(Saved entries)
━━━━━━━━

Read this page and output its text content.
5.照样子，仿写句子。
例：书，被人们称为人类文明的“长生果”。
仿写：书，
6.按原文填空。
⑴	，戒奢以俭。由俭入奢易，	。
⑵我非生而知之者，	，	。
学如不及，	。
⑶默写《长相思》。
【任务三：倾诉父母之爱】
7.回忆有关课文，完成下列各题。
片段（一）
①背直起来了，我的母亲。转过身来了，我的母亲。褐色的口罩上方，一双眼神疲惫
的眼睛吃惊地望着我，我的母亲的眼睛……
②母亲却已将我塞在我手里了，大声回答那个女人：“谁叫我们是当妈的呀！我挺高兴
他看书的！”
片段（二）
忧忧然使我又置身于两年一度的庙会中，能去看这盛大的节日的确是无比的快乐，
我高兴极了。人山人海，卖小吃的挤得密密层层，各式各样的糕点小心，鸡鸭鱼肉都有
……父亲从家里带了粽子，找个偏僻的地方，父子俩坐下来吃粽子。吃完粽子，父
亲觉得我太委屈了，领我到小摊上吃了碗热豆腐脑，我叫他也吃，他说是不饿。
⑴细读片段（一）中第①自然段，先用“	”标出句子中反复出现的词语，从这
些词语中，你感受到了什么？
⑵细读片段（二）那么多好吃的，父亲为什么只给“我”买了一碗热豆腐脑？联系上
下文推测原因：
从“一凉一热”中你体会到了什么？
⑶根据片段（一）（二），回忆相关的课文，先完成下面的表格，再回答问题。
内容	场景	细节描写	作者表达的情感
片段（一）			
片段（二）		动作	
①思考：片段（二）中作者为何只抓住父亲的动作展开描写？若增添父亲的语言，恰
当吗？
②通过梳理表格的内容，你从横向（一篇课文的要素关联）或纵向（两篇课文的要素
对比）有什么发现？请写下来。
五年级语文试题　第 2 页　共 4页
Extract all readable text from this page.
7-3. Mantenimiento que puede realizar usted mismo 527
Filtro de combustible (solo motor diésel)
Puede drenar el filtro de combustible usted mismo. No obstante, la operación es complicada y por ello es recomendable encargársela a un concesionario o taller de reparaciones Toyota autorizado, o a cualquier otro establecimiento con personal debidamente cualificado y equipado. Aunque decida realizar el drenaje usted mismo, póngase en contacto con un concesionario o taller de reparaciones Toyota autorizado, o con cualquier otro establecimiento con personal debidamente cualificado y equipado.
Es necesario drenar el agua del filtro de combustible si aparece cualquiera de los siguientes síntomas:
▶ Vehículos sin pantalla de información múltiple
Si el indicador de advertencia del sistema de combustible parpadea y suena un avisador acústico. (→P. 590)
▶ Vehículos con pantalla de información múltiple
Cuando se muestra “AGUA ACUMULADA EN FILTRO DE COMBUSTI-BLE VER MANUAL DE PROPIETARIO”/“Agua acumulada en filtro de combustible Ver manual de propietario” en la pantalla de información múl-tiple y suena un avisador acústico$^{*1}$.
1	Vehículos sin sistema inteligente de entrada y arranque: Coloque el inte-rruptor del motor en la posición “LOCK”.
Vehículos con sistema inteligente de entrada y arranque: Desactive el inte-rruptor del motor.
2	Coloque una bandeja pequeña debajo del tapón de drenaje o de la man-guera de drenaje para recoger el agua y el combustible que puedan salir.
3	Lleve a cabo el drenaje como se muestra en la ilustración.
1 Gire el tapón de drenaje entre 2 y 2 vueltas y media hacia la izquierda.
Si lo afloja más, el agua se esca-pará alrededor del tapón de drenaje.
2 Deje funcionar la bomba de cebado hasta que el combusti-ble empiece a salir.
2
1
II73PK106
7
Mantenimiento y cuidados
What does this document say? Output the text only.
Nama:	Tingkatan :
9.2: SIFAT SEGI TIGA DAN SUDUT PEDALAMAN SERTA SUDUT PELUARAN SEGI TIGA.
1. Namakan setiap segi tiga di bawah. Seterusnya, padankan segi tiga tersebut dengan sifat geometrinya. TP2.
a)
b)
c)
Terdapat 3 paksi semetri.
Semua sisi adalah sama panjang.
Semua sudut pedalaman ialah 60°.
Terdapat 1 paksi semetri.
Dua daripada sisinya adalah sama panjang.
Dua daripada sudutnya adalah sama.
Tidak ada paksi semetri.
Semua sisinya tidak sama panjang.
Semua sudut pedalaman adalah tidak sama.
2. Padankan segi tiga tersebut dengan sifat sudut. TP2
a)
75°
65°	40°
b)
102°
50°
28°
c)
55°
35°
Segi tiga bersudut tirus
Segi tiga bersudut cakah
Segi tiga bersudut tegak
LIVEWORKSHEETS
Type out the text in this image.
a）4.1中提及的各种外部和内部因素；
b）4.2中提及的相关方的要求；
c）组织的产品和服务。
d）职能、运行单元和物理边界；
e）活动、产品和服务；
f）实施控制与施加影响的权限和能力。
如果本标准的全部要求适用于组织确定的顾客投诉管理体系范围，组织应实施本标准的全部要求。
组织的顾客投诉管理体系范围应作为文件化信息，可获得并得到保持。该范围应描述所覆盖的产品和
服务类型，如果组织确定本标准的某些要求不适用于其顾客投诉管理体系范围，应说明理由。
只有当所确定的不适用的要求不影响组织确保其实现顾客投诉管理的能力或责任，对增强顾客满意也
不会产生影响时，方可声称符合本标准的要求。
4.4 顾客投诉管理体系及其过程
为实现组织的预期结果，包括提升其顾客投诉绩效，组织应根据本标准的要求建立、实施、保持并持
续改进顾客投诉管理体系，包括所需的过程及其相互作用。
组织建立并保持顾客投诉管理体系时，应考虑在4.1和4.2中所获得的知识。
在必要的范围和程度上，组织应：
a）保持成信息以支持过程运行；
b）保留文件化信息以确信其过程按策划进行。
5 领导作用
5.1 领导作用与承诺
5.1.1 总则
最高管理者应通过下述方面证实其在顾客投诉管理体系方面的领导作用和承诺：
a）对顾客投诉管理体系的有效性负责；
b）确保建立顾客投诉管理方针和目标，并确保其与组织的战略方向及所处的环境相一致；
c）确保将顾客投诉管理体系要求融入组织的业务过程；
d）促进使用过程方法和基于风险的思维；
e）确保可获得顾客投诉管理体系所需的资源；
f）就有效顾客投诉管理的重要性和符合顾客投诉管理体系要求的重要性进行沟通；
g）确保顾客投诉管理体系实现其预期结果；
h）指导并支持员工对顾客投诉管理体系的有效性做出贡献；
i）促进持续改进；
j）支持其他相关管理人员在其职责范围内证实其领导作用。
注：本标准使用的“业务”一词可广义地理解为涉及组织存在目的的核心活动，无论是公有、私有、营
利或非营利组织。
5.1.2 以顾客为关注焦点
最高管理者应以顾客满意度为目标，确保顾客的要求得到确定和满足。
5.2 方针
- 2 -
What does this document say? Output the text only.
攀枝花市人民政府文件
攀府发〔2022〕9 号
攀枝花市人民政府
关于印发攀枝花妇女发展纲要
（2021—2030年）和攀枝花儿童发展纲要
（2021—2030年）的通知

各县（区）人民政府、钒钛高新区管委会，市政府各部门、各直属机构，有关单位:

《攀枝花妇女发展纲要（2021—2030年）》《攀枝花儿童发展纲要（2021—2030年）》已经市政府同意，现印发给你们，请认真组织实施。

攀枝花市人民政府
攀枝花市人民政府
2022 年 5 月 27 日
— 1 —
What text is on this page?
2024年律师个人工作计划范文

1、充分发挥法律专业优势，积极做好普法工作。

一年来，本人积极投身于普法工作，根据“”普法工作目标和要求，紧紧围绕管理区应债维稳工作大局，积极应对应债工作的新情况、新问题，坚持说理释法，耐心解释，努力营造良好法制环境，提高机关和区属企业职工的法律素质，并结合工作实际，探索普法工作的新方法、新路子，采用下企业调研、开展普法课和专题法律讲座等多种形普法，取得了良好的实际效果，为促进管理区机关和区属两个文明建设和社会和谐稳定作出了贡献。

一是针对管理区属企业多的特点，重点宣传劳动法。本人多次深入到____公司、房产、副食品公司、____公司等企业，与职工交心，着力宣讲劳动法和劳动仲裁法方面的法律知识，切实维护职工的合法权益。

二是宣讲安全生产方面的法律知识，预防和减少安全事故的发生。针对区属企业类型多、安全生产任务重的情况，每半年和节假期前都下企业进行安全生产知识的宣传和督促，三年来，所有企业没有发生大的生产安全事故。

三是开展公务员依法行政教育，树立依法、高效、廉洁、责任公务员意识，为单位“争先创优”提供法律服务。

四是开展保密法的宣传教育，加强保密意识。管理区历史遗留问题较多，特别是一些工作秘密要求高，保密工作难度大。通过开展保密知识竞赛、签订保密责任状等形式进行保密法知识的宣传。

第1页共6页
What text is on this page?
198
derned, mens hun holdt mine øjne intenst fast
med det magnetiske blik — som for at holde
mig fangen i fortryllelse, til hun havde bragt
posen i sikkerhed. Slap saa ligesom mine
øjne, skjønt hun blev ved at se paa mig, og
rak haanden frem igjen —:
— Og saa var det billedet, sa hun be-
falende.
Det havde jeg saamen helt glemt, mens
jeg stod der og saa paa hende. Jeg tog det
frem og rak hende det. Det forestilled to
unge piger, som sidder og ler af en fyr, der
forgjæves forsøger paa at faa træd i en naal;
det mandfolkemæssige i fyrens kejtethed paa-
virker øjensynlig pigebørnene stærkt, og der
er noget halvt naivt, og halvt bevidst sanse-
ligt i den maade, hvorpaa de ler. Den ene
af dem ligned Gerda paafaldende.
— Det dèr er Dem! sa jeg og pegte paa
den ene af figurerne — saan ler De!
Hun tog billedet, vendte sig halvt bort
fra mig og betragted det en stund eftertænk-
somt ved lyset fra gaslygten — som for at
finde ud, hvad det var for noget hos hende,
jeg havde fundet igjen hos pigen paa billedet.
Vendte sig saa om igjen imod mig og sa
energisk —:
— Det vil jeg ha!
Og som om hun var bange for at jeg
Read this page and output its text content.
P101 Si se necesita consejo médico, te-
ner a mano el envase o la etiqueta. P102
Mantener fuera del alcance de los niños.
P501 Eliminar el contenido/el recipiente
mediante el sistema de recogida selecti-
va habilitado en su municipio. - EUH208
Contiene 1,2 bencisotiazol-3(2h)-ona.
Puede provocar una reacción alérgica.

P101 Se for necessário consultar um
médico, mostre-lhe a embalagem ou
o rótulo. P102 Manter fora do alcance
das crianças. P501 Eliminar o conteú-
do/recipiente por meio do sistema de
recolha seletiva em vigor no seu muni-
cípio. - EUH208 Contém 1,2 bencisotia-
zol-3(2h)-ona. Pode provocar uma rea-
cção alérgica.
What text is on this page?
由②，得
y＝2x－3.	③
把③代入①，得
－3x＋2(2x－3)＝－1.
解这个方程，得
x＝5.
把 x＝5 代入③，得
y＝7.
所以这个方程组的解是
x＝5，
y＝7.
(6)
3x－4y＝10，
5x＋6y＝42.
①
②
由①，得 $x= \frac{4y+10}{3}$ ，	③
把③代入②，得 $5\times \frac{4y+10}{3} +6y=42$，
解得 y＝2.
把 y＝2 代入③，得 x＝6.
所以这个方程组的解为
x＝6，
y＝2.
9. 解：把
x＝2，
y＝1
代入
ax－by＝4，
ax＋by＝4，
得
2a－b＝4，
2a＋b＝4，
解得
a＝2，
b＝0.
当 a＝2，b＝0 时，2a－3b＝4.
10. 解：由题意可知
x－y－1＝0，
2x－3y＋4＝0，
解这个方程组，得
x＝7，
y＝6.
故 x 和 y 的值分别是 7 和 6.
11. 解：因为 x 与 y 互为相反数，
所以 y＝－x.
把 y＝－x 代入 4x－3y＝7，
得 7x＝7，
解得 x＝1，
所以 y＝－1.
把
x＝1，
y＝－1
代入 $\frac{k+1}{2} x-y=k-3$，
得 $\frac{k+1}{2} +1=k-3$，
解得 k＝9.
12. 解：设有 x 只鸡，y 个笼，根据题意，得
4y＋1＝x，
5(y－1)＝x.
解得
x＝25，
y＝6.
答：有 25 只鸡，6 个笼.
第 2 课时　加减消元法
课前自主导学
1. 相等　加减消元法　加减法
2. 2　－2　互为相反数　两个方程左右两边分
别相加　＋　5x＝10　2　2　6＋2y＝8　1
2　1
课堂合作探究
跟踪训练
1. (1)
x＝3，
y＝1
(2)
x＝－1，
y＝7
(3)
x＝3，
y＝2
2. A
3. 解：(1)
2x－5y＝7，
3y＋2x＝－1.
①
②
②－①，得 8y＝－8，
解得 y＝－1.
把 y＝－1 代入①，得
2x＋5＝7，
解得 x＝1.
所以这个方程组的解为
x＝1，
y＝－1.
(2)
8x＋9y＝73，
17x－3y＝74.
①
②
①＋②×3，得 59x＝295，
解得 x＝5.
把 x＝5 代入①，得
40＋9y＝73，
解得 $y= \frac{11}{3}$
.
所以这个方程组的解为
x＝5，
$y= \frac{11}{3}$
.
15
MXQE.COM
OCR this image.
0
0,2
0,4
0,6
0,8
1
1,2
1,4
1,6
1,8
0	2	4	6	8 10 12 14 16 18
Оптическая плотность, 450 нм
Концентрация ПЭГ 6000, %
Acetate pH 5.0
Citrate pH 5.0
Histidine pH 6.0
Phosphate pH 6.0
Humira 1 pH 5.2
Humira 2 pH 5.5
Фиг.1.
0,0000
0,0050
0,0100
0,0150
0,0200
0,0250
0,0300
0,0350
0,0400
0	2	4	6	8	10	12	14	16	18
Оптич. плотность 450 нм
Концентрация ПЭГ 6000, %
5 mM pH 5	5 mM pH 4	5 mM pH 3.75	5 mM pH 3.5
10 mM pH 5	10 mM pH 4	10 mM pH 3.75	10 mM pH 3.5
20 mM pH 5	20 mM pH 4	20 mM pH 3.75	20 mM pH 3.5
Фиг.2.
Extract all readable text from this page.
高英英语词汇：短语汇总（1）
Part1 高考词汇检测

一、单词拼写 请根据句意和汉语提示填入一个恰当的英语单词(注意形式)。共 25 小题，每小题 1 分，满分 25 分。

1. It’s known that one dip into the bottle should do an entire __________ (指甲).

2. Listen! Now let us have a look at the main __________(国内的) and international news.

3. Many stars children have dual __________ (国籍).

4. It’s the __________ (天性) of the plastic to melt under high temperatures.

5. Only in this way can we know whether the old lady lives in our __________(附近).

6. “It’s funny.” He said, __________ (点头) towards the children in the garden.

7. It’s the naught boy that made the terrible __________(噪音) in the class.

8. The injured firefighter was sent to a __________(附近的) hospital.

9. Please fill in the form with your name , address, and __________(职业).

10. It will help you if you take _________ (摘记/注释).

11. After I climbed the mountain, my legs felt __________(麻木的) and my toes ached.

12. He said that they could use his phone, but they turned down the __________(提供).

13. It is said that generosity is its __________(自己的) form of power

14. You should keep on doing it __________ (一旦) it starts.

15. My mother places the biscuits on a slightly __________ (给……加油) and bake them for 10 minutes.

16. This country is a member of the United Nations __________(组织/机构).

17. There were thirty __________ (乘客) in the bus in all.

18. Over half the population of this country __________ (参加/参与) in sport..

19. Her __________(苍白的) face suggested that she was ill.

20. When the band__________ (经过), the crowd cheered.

━━━━━━━━

▸ **WRITTEN TASK**
Pull out every line above that holds the word "arranque".

▸ **FULL RESPONSE**
1	Vehículos sin sistema inteligente de entrada y arranque: Coloque el inte-rruptor del motor en la posición “LOCK”.
Vehículos con sistema inteligente de entrada y arranque: Desactive el inte-rruptor del motor.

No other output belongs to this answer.